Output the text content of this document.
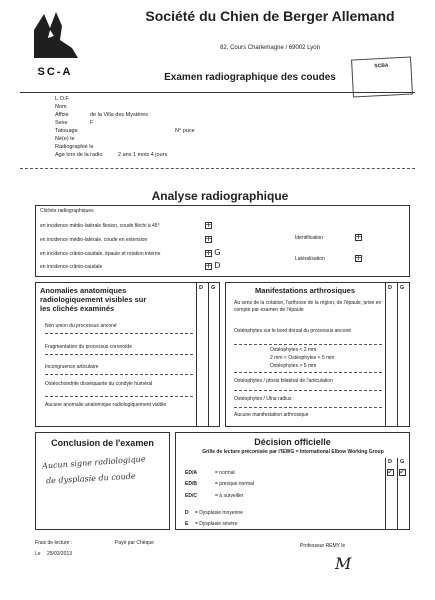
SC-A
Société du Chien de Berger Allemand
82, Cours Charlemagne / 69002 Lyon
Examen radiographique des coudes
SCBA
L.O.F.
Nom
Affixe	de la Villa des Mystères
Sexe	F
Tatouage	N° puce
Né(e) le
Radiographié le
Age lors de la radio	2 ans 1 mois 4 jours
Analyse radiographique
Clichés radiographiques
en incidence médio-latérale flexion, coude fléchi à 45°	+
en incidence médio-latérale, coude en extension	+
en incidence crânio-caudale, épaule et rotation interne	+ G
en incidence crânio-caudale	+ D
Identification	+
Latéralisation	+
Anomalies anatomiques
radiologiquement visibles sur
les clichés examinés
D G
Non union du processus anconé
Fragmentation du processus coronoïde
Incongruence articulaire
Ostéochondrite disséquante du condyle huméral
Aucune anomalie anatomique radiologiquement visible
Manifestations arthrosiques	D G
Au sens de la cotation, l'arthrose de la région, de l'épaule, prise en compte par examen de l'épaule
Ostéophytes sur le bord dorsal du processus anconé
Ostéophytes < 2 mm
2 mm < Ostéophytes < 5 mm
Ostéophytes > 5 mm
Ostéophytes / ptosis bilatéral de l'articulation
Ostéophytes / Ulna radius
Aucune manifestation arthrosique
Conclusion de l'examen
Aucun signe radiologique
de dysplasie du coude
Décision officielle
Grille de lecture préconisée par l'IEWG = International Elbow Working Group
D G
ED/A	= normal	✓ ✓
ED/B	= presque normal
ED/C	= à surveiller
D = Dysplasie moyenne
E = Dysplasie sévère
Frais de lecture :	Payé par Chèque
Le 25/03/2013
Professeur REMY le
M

-.-.-

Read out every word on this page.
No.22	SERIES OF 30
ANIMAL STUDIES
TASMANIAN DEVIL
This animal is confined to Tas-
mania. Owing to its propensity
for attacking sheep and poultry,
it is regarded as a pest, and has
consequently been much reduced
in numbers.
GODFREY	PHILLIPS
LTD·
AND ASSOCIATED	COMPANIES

-.-.-

Find all the lines containing "caudale" in the material, then copy them.

en incidence crânio-caudale, épaule et rotation interne	+ G
en incidence crânio-caudale	+ D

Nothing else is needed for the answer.